→ **RECORDED INFORMATION**:

►

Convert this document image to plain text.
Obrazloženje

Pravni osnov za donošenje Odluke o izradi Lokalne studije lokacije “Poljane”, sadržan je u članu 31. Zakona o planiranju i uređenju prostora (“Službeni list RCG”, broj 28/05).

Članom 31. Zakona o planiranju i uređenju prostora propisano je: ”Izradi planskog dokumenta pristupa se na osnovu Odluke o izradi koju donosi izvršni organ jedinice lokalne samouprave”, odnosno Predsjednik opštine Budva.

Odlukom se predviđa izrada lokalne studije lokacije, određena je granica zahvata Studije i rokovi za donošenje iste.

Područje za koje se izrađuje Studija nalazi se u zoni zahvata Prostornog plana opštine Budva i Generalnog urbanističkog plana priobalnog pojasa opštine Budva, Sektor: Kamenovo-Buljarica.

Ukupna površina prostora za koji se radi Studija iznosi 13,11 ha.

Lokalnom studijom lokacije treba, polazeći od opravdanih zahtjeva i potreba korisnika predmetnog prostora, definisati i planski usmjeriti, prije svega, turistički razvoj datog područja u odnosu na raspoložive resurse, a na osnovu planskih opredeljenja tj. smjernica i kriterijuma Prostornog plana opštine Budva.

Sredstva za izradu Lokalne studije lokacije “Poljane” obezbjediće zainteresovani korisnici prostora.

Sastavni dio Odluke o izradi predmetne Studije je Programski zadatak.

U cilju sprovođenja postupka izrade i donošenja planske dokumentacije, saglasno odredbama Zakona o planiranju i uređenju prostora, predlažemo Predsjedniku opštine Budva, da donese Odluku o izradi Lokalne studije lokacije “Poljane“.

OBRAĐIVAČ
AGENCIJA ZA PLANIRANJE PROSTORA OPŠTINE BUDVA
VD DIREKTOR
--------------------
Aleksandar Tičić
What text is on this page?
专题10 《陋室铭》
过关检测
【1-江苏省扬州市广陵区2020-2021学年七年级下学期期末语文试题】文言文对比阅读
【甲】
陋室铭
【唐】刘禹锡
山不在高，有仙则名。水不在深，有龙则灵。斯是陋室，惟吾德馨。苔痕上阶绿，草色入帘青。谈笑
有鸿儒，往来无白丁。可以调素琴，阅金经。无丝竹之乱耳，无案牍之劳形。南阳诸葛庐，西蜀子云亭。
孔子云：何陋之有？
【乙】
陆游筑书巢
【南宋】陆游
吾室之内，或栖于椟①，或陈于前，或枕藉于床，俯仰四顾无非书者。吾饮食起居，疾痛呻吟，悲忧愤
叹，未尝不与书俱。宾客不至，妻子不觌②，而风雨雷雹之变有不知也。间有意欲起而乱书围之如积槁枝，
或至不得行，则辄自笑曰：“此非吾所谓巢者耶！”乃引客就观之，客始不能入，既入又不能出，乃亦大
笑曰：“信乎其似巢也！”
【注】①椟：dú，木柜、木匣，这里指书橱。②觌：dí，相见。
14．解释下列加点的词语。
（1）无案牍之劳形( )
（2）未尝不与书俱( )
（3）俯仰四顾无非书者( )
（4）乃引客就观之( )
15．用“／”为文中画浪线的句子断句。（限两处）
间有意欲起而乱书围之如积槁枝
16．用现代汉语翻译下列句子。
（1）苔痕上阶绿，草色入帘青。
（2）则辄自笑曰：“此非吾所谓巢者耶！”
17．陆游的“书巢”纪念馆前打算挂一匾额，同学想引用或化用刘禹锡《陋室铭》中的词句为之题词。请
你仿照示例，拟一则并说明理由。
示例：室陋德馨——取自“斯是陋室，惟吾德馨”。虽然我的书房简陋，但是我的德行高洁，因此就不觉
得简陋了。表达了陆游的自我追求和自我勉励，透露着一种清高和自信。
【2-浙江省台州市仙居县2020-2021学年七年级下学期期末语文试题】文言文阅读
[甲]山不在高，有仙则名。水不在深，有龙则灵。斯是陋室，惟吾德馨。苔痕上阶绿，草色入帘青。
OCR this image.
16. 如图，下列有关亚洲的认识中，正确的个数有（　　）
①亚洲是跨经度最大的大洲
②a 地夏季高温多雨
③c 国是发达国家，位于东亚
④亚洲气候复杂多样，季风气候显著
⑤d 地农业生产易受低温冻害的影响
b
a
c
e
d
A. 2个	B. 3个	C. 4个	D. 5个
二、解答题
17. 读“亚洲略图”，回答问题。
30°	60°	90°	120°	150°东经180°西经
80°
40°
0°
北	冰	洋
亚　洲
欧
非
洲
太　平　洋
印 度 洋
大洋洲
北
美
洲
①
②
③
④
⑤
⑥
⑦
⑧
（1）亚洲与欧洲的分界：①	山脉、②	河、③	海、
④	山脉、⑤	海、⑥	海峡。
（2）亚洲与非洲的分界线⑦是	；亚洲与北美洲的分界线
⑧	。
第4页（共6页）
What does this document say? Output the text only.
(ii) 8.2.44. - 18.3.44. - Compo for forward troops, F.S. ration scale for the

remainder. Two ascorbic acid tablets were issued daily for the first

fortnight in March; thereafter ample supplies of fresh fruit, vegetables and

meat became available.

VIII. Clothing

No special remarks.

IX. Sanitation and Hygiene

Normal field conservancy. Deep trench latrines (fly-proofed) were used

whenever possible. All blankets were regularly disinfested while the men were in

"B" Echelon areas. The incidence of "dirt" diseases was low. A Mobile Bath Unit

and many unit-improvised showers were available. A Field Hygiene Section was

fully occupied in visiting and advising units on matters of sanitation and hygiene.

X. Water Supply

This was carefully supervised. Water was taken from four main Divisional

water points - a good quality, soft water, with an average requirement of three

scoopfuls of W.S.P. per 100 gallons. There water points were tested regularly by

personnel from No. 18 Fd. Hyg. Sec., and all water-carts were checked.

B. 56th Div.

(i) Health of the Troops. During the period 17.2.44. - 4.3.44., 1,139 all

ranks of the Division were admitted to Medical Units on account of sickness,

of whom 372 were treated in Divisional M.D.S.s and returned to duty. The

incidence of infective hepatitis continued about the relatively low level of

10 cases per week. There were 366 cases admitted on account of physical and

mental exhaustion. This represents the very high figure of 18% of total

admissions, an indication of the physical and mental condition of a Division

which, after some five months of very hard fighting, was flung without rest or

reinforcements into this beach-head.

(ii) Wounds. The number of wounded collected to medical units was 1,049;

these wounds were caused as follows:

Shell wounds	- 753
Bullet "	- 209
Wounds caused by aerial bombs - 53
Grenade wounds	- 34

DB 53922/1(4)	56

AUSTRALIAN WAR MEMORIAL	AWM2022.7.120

◄

→ **WORK INSTRUCTIONS**:
Using the listing above, list every line in which the string "mental" occurs.

→ **ANSWER FOR THE TASK**:
mental exhaustion. This represents the very high figure of 18% of total
admissions, an indication of the physical and mental condition of a Division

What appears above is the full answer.